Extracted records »
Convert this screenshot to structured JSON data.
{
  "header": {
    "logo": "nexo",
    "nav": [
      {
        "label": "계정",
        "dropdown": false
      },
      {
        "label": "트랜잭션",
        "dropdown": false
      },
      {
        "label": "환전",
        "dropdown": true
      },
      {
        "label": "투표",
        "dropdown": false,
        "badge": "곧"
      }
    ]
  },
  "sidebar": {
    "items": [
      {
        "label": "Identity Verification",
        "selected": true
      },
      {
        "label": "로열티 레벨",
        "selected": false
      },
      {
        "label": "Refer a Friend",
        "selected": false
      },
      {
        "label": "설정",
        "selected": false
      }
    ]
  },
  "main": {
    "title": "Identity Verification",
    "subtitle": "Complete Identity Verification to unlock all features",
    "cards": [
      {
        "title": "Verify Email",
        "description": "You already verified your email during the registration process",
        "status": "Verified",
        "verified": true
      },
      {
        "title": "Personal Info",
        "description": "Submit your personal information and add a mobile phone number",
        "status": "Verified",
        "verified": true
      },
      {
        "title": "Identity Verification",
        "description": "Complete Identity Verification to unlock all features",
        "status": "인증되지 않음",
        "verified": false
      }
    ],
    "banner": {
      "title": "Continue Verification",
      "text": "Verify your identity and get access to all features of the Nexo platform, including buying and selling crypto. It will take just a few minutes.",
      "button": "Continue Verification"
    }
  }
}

What is asked » Print all the data exactly.

Solution for this task »
Convert this screenshot to structured JSON data.
{
  "header": {
    "logo": "nexo",
    "nav": [
      {
        "label": "계정",
        "dropdown": false
      },
      {
        "label": "트랜잭션",
        "dropdown": false
      },
      {
        "label": "환전",
        "dropdown": true
      },
      {
        "label": "투표",
        "dropdown": false,
        "badge": "곧"
      }
    ]
  },
  "sidebar": {
    "items": [
      {
        "label": "Identity Verification",
        "selected": true
      },
      {
        "label": "로열티 레벨",
        "selected": false
      },
      {
        "label": "Refer a Friend",
        "selected": false
      },
      {
        "label": "설정",
        "selected": false
      }
    ]
  },
  "main": {
    "title": "Identity Verification",
    "subtitle": "Complete Identity Verification to unlock all features",
    "cards": [
      {
        "title": "Verify Email",
        "description": "You already verified your email during the registration process",
        "status": "Verified",
        "verified": true
      },
      {
        "title": "Personal Info",
        "description": "Submit your personal information and add a mobile phone number",
        "status": "Verified",
        "verified": true
      },
      {
        "title": "Identity Verification",
        "description": "Complete Identity Verification to unlock all features",
        "status": "인증되지 않음",
        "verified": false
      }
    ],
    "banner": {
      "title": "Continue Verification",
      "text": "Verify your identity and get access to all features of the Nexo platform, including buying and selling crypto. It will take just a few minutes.",
      "button": "Continue Verification"
    }
  }
}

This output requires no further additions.